**Data entries:**
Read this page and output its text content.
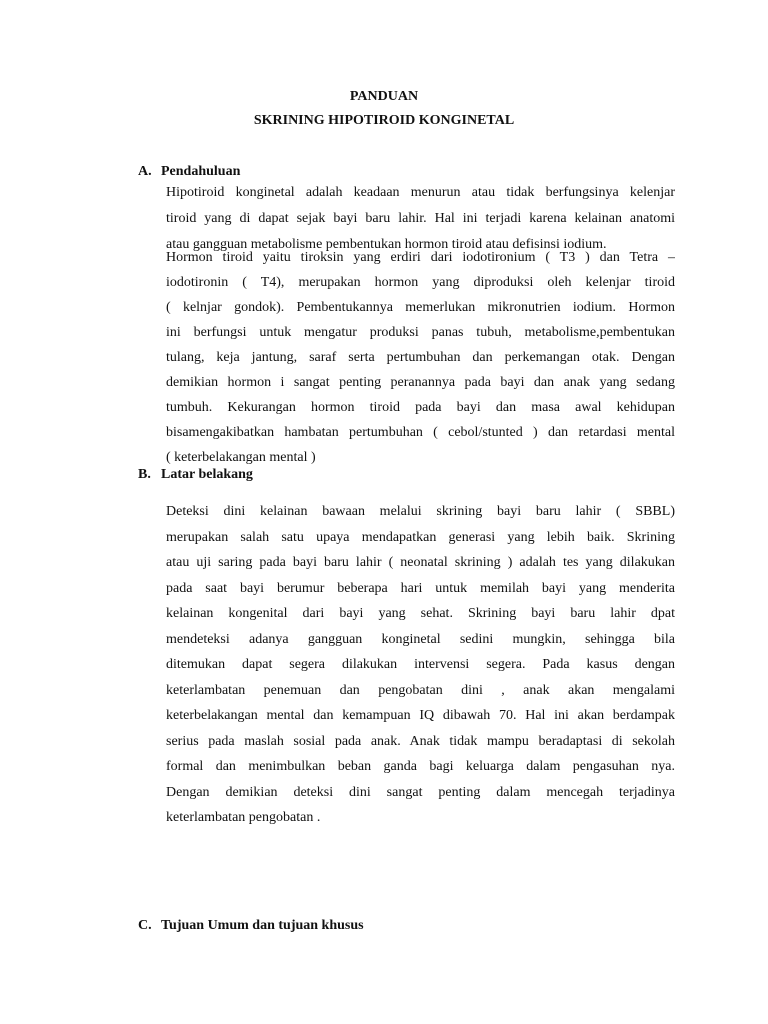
PANDUAN
SKRINING HIPOTIROID KONGINETAL
A. Pendahuluan
Hipotiroid konginetal adalah keadaan menurun atau tidak berfungsinya kelenjar
tiroid yang di dapat sejak bayi baru lahir. Hal ini terjadi karena kelainan anatomi
atau gangguan metabolisme pembentukan hormon tiroid atau defisinsi iodium.
Hormon tiroid yaitu tiroksin yang erdiri dari iodotironium ( T3 ) dan Tetra –
iodotironin ( T4), merupakan hormon yang diproduksi oleh kelenjar tiroid
( kelnjar gondok). Pembentukannya memerlukan mikronutrien iodium. Hormon
ini berfungsi untuk mengatur produksi panas tubuh, metabolisme,pembentukan
tulang, keja jantung, saraf serta pertumbuhan dan perkemangan otak. Dengan
demikian hormon i sangat penting peranannya pada bayi dan anak yang sedang
tumbuh. Kekurangan hormon tiroid pada bayi dan masa awal kehidupan
bisamengakibatkan hambatan pertumbuhan ( cebol/stunted ) dan retardasi mental
( keterbelakangan mental )
B. Latar belakang
Deteksi dini kelainan bawaan melalui skrining bayi baru lahir ( SBBL)
merupakan salah satu upaya mendapatkan generasi yang lebih baik. Skrining
atau uji saring pada bayi baru lahir ( neonatal skrining ) adalah tes yang dilakukan
pada saat bayi berumur beberapa hari untuk memilah bayi yang menderita
kelainan kongenital dari bayi yang sehat. Skrining bayi baru lahir dpat
mendeteksi adanya gangguan konginetal sedini mungkin, sehingga bila
ditemukan dapat segera dilakukan intervensi segera. Pada kasus dengan
keterlambatan penemuan dan pengobatan dini , anak akan mengalami
keterbelakangan mental dan kemampuan IQ dibawah 70. Hal ini akan berdampak
serius pada maslah sosial pada anak. Anak tidak mampu beradaptasi di sekolah
formal dan menimbulkan beban ganda bagi keluarga dalam pengasuhan nya.
Dengan demikian deteksi dini sangat penting dalam mencegah terjadinya
keterlambatan pengobatan .
C. Tujuan Umum dan tujuan khusus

**Your task:** Look through the entries above and report each line where the string "baru" occurs.

**The solution:**
tiroid yang di dapat sejak bayi baru lahir. Hal ini terjadi karena kelainan anatomi
Deteksi dini kelainan bawaan melalui skrining bayi baru lahir ( SBBL)
atau uji saring pada bayi baru lahir ( neonatal skrining ) adalah tes yang dilakukan
kelainan kongenital dari bayi yang sehat. Skrining bayi baru lahir dpat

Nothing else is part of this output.